┌─ Records for the task

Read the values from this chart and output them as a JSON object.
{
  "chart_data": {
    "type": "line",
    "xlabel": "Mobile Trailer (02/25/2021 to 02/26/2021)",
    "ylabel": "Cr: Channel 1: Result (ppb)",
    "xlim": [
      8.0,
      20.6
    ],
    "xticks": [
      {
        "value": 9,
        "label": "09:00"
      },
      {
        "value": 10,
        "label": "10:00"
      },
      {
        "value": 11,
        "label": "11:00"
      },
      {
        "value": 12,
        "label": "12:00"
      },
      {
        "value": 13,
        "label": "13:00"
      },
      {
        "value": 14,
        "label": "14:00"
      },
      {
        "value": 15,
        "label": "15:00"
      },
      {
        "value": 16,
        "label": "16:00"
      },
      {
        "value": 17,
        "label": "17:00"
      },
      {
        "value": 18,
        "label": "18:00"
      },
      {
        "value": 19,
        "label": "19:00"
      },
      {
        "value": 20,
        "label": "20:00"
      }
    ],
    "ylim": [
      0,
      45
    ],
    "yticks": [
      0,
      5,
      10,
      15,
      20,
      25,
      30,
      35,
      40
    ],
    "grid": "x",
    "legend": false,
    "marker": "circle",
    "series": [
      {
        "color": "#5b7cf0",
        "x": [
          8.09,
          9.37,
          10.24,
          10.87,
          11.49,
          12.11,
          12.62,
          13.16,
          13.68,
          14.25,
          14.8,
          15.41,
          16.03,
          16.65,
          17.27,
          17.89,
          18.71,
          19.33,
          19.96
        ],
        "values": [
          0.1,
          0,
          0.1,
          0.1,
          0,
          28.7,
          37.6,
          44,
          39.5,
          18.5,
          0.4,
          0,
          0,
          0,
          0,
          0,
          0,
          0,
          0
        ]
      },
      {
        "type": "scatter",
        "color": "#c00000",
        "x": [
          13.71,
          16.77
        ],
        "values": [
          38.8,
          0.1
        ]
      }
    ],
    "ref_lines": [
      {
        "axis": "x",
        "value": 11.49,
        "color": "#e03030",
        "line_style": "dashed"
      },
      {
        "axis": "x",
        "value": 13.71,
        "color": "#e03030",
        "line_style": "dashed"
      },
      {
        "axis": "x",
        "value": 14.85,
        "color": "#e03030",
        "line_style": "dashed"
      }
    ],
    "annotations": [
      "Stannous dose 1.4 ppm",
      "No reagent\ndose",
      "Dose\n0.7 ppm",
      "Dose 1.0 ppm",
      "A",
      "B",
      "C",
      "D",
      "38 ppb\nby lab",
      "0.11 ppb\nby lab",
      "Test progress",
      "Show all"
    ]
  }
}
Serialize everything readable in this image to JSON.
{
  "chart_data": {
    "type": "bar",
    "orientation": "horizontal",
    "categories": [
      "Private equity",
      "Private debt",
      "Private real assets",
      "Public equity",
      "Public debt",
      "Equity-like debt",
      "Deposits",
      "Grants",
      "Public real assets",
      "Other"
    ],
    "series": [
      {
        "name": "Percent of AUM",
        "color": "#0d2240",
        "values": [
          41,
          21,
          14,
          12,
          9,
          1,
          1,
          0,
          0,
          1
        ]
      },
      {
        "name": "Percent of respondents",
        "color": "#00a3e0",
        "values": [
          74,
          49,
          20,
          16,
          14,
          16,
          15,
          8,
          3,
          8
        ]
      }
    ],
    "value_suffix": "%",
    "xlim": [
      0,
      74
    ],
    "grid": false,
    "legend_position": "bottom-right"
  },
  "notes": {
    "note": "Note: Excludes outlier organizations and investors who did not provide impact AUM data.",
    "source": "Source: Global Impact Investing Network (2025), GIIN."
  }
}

└─

Short exercise: Using the listing above, locate the lines that hold "this" and copy each one.

Answer below:
Read the values from this chart and output them as a JSON object.
Serialize everything readable in this image to JSON.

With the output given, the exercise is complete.